Task details:
Say how many lines of the material below contain the word "News", with no other words.

BEGIN Listed records

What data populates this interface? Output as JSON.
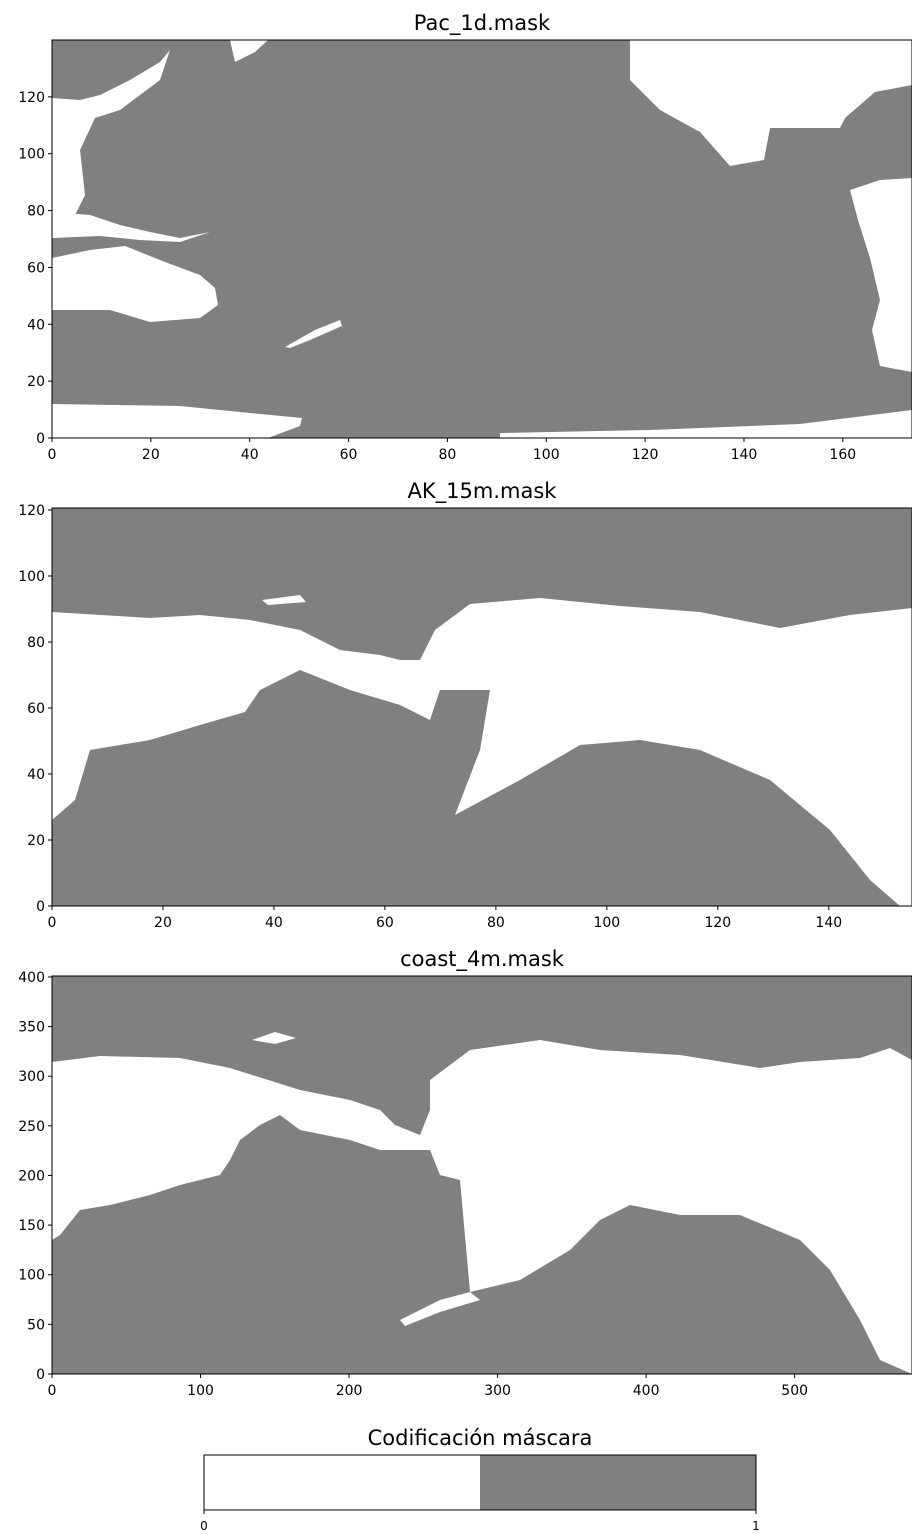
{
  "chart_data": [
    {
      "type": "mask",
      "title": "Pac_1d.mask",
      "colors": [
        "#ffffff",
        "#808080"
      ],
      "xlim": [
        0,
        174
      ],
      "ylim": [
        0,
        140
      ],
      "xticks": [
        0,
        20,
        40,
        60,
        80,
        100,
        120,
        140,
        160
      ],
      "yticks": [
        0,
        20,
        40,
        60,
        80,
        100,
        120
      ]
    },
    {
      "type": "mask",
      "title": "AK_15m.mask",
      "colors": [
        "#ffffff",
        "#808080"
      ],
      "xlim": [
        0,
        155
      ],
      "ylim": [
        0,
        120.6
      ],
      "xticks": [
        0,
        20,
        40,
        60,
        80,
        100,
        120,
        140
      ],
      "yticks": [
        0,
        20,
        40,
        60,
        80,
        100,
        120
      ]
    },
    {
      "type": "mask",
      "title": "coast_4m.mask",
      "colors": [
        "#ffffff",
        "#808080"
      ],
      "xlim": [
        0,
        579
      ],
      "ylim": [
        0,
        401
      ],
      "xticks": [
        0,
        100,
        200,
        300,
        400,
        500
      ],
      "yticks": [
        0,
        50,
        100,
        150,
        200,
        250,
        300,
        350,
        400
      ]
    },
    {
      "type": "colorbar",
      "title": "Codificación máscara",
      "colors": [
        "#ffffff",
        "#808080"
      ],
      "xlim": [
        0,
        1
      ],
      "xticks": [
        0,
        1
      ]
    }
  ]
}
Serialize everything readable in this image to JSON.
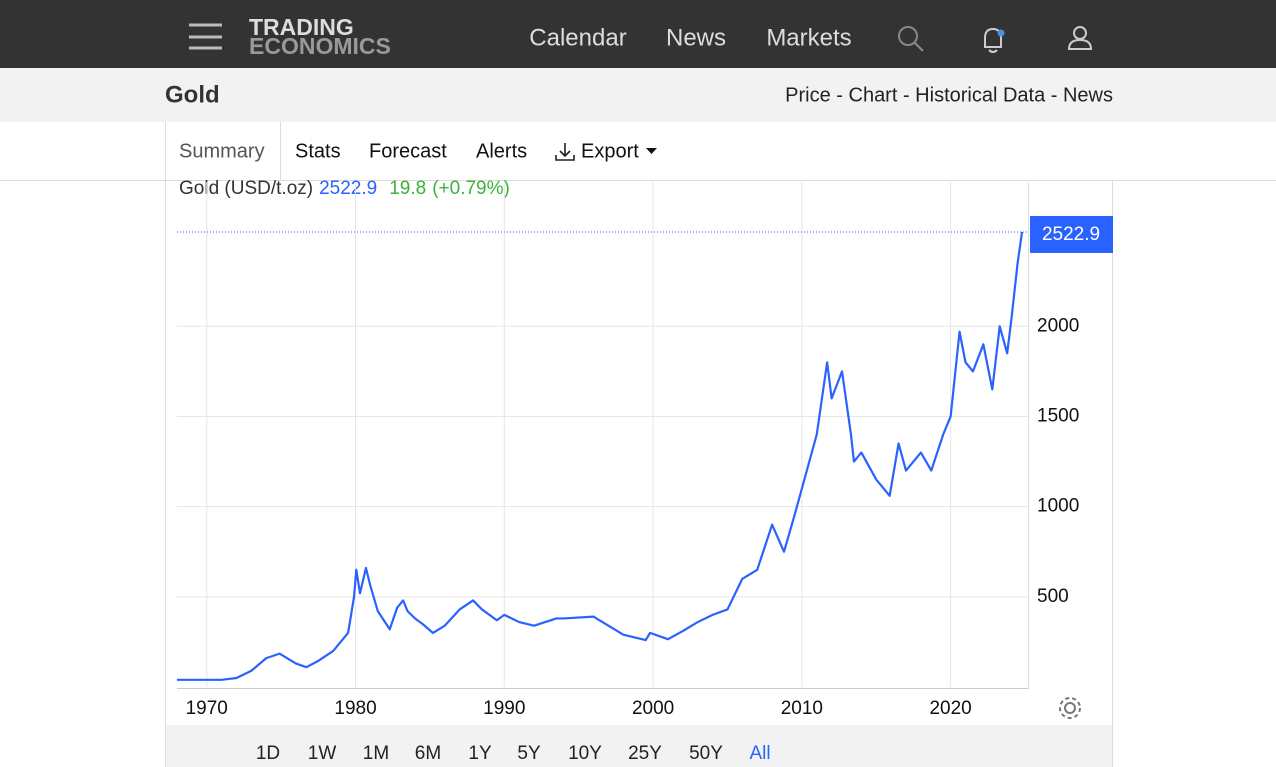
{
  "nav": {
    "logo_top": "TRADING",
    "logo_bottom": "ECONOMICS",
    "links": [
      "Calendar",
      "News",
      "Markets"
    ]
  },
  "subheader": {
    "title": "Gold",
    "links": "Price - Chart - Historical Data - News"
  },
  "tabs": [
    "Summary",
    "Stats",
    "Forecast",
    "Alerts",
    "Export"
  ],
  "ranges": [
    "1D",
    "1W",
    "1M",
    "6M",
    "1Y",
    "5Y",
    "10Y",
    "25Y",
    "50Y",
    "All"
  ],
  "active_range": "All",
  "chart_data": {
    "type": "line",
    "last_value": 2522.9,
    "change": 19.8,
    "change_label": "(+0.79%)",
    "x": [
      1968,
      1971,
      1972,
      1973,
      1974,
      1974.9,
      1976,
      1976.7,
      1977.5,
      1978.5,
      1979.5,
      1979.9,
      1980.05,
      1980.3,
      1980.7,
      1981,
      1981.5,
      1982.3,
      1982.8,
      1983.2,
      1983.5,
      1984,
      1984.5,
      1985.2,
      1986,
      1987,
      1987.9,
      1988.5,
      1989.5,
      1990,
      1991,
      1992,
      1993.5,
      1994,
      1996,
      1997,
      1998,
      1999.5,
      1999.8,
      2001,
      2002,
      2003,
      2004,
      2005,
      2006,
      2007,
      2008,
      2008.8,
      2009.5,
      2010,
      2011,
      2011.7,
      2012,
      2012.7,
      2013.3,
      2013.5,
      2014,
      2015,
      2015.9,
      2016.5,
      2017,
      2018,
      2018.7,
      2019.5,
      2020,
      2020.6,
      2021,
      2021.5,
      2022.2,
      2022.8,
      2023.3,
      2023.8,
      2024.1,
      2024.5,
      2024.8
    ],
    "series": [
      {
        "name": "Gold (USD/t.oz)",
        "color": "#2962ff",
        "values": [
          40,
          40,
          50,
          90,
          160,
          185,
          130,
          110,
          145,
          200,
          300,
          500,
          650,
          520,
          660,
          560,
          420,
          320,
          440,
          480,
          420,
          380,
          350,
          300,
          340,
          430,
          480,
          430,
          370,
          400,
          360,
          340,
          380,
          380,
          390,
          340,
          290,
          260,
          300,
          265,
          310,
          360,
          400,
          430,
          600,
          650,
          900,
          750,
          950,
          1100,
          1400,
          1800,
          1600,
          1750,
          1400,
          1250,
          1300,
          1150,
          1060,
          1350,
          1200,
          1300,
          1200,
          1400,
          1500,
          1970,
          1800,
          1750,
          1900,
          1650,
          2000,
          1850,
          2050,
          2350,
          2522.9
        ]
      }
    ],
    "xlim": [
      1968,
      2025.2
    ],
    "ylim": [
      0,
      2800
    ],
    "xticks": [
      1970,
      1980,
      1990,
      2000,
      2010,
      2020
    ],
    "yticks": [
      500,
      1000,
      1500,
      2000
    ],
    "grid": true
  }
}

END Listed records

The response:
2